* BEGIN *

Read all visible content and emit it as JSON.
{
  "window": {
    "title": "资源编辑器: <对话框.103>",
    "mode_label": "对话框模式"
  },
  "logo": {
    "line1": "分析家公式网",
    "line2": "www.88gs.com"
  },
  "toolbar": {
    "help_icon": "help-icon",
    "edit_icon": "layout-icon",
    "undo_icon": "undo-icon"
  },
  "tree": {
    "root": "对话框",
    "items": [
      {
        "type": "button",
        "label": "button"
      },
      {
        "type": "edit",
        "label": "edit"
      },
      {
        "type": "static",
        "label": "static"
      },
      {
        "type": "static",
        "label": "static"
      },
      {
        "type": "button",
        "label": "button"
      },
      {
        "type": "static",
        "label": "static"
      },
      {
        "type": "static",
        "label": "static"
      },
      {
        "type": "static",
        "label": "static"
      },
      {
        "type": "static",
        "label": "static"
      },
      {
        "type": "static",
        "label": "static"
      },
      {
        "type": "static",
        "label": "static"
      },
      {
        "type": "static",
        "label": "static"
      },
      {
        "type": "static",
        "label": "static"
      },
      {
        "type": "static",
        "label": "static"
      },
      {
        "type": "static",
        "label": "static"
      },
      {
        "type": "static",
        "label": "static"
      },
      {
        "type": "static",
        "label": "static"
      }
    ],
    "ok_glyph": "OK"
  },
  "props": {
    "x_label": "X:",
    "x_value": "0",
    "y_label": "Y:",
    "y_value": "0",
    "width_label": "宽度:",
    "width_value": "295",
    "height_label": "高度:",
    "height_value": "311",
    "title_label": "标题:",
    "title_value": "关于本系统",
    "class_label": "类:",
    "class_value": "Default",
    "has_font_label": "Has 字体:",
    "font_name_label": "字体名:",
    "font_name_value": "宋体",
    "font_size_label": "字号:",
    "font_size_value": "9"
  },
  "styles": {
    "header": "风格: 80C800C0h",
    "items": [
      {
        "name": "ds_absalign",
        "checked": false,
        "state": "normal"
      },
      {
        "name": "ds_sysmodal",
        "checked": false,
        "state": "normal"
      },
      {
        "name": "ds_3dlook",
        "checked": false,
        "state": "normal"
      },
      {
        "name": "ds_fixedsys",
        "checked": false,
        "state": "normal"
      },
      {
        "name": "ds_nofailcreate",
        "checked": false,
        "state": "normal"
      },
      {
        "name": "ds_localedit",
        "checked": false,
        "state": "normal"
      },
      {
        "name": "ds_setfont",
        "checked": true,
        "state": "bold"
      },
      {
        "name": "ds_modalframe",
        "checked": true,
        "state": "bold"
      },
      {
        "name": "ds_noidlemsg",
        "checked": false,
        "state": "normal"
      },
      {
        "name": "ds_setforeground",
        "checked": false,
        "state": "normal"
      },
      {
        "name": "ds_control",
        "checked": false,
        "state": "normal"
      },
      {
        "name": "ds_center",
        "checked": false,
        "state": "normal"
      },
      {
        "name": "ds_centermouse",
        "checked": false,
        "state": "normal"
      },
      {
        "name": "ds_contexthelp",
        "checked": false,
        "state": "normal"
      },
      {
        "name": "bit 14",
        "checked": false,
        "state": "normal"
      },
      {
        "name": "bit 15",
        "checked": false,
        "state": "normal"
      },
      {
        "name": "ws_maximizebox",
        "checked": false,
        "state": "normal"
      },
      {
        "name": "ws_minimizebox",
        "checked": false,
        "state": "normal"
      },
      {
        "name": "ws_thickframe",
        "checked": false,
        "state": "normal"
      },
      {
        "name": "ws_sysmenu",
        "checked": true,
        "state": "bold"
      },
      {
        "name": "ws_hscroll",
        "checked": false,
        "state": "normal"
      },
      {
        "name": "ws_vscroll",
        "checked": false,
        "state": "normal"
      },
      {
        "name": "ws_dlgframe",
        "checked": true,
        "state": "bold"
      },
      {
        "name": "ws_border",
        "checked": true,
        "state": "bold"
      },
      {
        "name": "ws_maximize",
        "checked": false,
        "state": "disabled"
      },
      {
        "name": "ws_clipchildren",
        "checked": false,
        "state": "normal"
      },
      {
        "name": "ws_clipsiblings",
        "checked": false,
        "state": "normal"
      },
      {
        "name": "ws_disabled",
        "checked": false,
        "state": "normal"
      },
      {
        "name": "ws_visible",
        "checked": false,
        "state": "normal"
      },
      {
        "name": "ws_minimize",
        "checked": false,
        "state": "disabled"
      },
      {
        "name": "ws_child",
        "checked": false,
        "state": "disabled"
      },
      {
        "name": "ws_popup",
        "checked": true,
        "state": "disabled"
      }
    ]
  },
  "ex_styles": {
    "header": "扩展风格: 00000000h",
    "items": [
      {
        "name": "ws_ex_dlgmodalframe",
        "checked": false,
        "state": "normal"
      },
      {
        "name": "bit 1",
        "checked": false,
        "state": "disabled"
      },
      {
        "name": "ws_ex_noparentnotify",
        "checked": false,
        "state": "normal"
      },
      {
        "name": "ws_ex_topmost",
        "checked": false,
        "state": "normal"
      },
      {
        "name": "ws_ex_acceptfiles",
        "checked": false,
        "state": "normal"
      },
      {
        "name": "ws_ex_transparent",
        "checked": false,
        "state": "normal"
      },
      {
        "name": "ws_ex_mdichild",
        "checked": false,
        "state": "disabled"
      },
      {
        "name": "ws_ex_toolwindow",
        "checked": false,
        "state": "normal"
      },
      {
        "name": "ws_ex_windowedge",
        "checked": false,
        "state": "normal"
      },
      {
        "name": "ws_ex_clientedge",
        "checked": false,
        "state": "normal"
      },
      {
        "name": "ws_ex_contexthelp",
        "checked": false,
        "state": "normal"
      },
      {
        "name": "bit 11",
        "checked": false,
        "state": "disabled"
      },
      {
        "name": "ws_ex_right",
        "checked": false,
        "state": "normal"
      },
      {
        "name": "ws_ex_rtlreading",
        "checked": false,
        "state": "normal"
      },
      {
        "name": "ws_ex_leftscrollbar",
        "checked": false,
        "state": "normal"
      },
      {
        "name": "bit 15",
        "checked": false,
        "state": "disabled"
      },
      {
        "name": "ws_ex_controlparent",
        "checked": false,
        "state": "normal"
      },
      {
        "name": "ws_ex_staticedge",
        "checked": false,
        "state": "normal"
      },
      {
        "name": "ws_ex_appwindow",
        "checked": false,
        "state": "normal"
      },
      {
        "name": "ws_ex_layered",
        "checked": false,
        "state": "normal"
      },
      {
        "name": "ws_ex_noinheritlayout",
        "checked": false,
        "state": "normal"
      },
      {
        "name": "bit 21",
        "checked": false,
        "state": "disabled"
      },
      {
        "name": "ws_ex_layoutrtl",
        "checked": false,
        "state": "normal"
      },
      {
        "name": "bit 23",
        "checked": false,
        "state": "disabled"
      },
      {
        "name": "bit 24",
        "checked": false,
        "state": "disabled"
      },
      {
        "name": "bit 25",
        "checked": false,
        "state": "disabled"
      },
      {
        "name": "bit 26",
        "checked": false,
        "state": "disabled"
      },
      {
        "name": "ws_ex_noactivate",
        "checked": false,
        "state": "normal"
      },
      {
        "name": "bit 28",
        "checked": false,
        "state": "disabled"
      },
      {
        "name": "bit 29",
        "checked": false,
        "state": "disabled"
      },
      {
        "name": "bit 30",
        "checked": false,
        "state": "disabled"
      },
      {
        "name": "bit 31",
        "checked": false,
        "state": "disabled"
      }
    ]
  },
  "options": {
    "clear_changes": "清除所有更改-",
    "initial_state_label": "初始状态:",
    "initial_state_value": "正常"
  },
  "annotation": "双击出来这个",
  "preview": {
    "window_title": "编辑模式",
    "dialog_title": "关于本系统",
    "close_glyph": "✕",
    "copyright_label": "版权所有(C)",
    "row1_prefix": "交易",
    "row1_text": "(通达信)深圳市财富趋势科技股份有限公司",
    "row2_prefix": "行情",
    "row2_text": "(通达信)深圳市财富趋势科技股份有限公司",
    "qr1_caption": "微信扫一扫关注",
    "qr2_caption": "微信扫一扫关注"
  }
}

* END *

§ The exercise
Return every line holding the word "关于本系统" from the records.

§ Full solution
    "title_value": "关于本系统",
    "dialog_title": "关于本系统",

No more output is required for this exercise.